[Problem description] Look for the word "characteristics" in the entries below, then copy every line that has it.

[Available records]
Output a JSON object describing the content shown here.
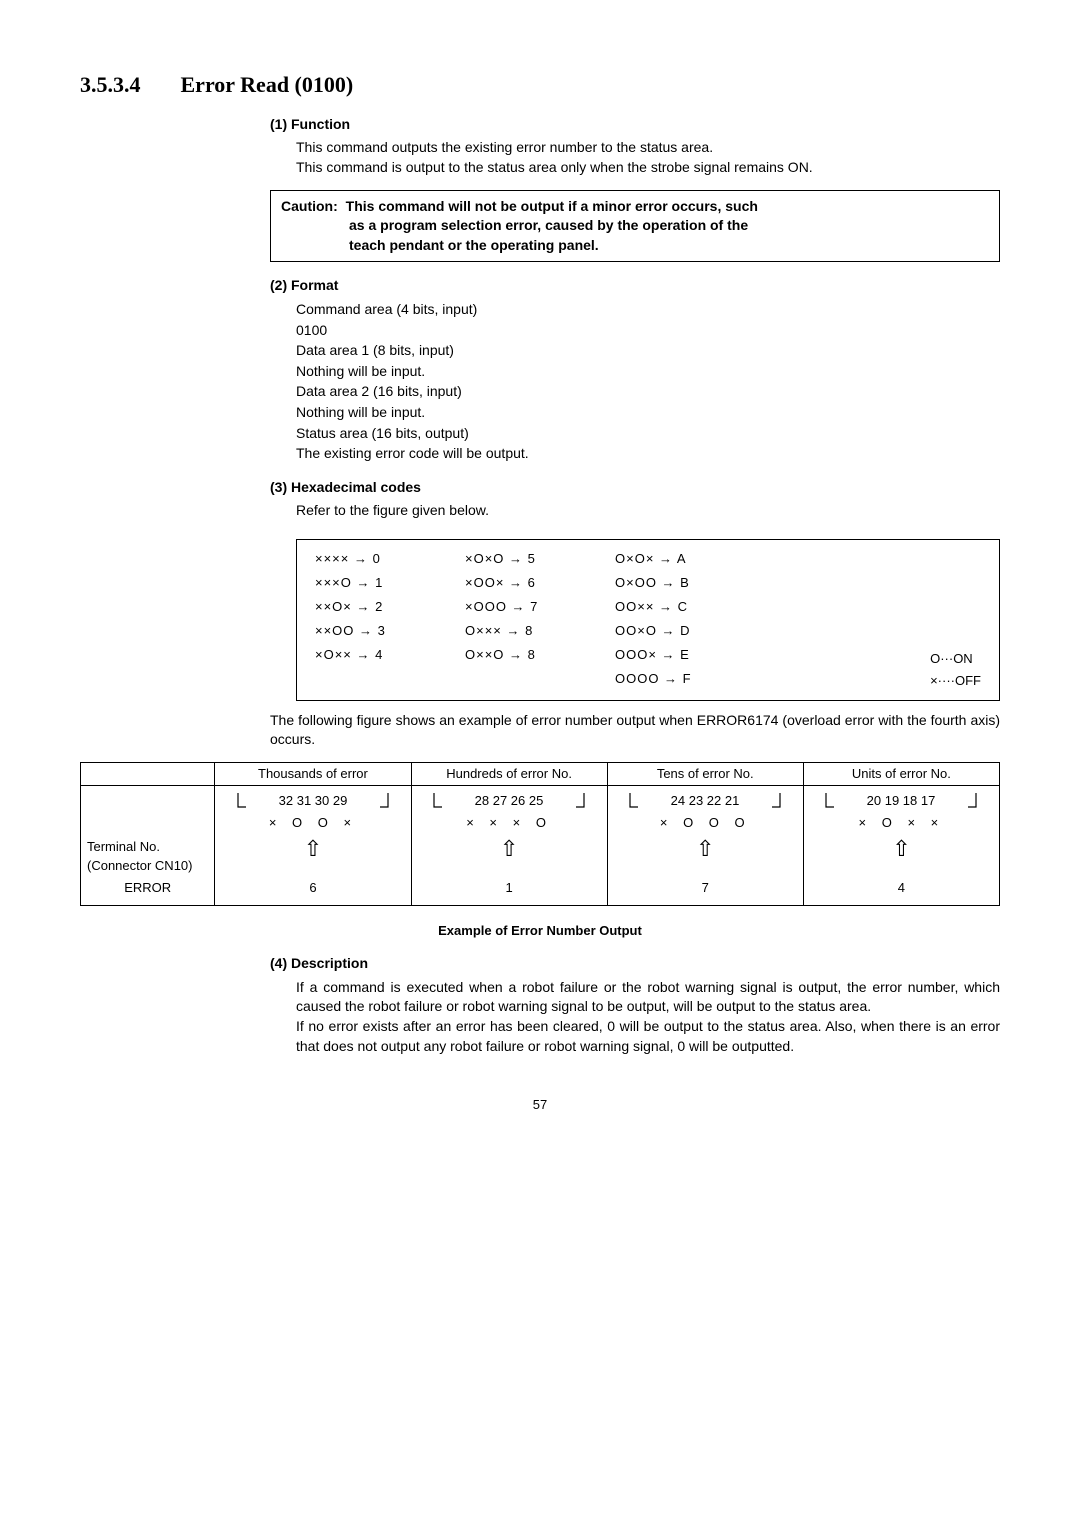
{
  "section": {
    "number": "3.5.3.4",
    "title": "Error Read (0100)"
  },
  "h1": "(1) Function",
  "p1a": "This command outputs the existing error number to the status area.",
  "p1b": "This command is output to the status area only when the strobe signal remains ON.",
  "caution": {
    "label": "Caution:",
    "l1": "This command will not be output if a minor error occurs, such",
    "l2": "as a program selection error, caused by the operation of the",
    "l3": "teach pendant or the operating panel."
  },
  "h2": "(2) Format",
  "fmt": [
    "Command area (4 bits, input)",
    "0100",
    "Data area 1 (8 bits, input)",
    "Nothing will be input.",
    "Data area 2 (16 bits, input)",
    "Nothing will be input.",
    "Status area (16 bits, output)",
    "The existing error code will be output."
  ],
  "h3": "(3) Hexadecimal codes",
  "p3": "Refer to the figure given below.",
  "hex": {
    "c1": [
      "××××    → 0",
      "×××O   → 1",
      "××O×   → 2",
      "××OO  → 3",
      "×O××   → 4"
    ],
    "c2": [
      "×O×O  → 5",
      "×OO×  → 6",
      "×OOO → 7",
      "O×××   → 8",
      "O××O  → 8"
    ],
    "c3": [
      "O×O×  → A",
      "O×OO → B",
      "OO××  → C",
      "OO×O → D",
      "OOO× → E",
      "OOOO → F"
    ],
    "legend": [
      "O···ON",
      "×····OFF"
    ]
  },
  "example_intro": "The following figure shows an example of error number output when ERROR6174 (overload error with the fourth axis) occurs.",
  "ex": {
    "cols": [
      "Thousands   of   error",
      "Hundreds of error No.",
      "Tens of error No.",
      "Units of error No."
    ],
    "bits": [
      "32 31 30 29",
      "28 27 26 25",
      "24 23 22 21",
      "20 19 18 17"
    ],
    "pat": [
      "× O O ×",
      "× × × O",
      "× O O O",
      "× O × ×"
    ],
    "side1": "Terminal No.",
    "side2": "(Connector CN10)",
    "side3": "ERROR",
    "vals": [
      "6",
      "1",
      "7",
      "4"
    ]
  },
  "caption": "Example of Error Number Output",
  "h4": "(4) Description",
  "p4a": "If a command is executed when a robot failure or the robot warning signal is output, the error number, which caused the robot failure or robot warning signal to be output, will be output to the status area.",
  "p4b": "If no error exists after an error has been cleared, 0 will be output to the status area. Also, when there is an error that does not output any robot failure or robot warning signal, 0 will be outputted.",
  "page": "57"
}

* * *

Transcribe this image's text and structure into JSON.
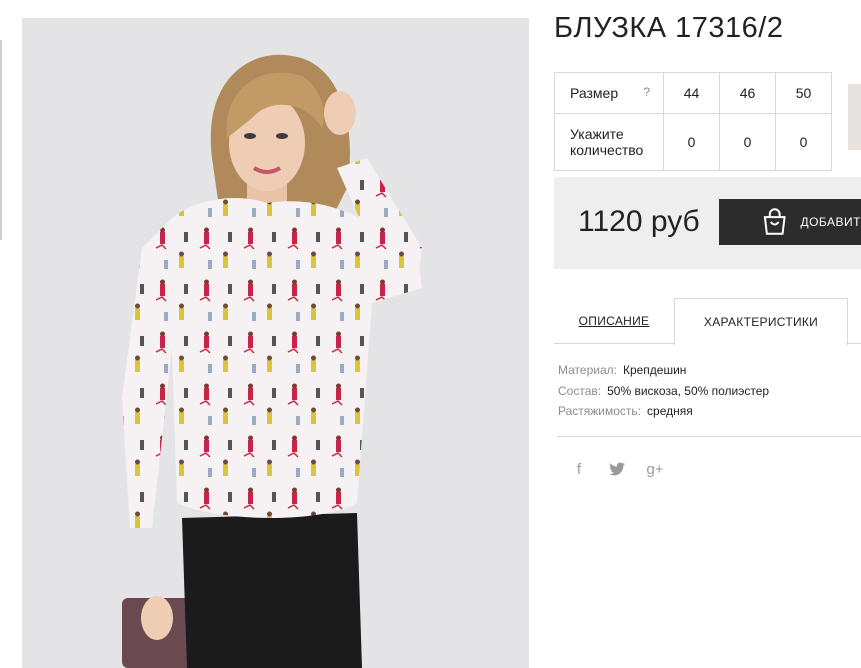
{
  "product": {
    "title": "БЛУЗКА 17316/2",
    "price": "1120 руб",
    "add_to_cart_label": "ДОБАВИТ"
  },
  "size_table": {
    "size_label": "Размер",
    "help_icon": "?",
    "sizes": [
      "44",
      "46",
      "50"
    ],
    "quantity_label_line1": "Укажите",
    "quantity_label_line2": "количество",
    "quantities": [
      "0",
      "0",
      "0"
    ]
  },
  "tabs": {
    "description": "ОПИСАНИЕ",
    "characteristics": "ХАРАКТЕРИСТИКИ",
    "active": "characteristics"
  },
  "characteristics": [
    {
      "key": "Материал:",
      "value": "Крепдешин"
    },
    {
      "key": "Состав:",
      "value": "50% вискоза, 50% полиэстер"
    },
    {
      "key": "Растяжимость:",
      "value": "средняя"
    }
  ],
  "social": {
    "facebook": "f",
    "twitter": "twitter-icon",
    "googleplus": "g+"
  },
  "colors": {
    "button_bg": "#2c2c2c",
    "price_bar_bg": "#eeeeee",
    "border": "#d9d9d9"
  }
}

[Answer for the task]
    "characteristics": "ХАРАКТЕРИСТИКИ",
    "active": "characteristics"
  "characteristics": [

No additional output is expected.